| Work to do |
Do not include the pictures; repeat the rest of the data exactly.

| Dataset |
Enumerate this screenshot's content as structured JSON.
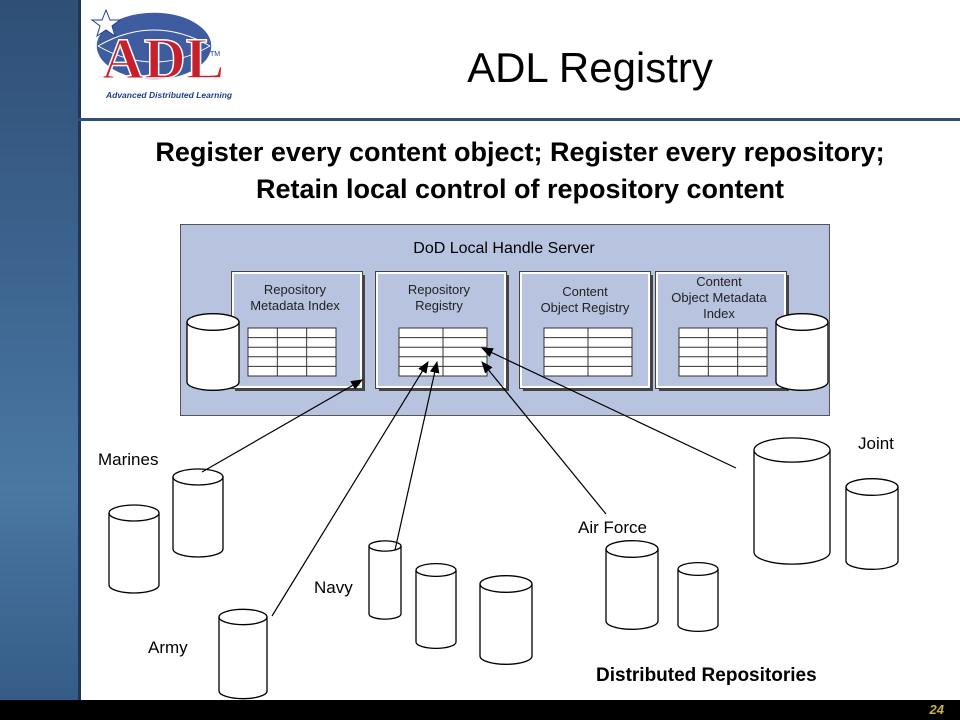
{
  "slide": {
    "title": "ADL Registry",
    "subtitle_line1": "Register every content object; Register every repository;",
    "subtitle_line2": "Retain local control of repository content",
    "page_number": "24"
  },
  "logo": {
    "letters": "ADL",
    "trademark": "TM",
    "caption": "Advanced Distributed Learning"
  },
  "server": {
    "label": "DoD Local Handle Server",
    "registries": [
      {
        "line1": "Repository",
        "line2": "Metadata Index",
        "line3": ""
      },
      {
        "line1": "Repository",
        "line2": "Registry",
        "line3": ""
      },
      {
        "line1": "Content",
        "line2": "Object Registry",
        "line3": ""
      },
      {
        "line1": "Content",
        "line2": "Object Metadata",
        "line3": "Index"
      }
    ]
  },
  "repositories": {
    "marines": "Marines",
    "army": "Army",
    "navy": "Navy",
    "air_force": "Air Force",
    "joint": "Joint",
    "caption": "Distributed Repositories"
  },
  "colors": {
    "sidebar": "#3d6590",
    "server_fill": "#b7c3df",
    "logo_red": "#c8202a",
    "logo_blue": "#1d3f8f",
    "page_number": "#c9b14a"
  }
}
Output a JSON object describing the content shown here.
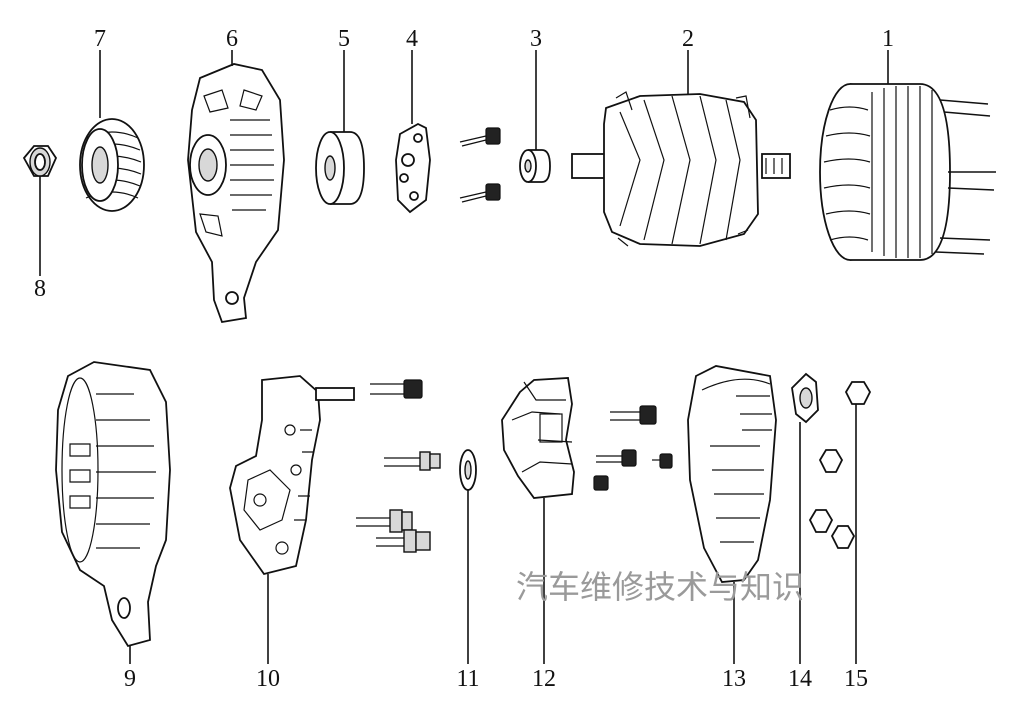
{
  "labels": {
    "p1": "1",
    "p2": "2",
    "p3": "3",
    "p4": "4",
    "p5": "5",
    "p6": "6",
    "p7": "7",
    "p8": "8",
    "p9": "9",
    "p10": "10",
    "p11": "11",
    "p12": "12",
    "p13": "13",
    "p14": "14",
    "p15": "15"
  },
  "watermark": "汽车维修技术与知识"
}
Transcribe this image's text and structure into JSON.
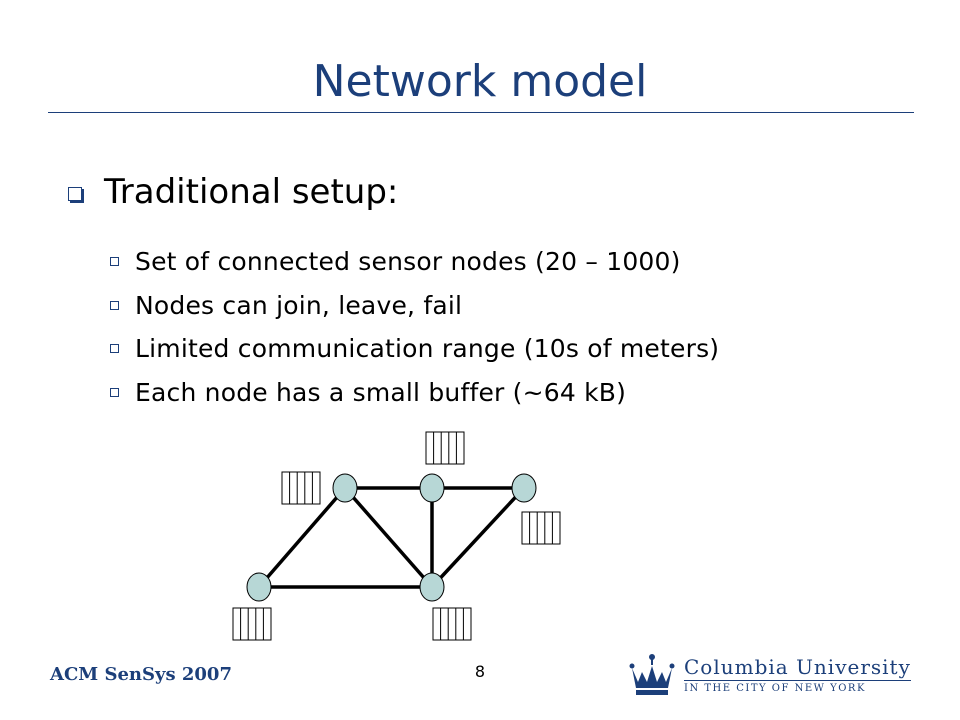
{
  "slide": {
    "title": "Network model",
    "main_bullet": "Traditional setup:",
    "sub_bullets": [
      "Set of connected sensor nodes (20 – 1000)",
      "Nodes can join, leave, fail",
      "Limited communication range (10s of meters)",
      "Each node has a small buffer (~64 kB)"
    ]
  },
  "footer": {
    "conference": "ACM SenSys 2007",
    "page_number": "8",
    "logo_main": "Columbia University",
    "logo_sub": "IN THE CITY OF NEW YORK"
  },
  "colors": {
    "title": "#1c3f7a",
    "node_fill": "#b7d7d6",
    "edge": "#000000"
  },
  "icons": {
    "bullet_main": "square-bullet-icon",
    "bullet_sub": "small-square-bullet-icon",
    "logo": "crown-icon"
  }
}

| Solution for this exercise |
Enumerate this screenshot's content as structured JSON.
{
  "slide": {
    "title": "ADL Registry",
    "subtitle_line1": "Register every content object; Register every repository;",
    "subtitle_line2": "Retain local control of repository content",
    "page_number": "24"
  },
  "logo": {
    "letters": "ADL",
    "trademark": "TM",
    "caption": "Advanced Distributed Learning"
  },
  "server": {
    "label": "DoD Local Handle Server",
    "registries": [
      {
        "line1": "Repository",
        "line2": "Metadata Index",
        "line3": ""
      },
      {
        "line1": "Repository",
        "line2": "Registry",
        "line3": ""
      },
      {
        "line1": "Content",
        "line2": "Object Registry",
        "line3": ""
      },
      {
        "line1": "Content",
        "line2": "Object Metadata",
        "line3": "Index"
      }
    ]
  },
  "repositories": {
    "marines": "Marines",
    "army": "Army",
    "navy": "Navy",
    "air_force": "Air Force",
    "joint": "Joint",
    "caption": "Distributed Repositories"
  },
  "colors": {
    "sidebar": "#3d6590",
    "server_fill": "#b7c3df",
    "logo_red": "#c8202a",
    "logo_blue": "#1d3f8f",
    "page_number": "#c9b14a"
  }
}
Output a JSON object describing the content shown here.
{
  "labels": {
    "p1": "1",
    "p2": "2",
    "p3": "3",
    "p4": "4",
    "p5": "5",
    "p6": "6",
    "p7": "7",
    "p8": "8",
    "p9": "9",
    "p10": "10",
    "p11": "11",
    "p12": "12",
    "p13": "13",
    "p14": "14",
    "p15": "15"
  },
  "watermark": "汽车维修技术与知识"
}
Transcribe this image's text and structure into JSON.
{
  "slide": {
    "title": "Network model",
    "main_bullet": "Traditional setup:",
    "sub_bullets": [
      "Set of connected sensor nodes (20 – 1000)",
      "Nodes can join, leave, fail",
      "Limited communication range (10s of meters)",
      "Each node has a small buffer (~64 kB)"
    ]
  },
  "footer": {
    "conference": "ACM SenSys 2007",
    "page_number": "8",
    "logo_main": "Columbia University",
    "logo_sub": "IN THE CITY OF NEW YORK"
  },
  "colors": {
    "title": "#1c3f7a",
    "node_fill": "#b7d7d6",
    "edge": "#000000"
  },
  "icons": {
    "bullet_main": "square-bullet-icon",
    "bullet_sub": "small-square-bullet-icon",
    "logo": "crown-icon"
  }
}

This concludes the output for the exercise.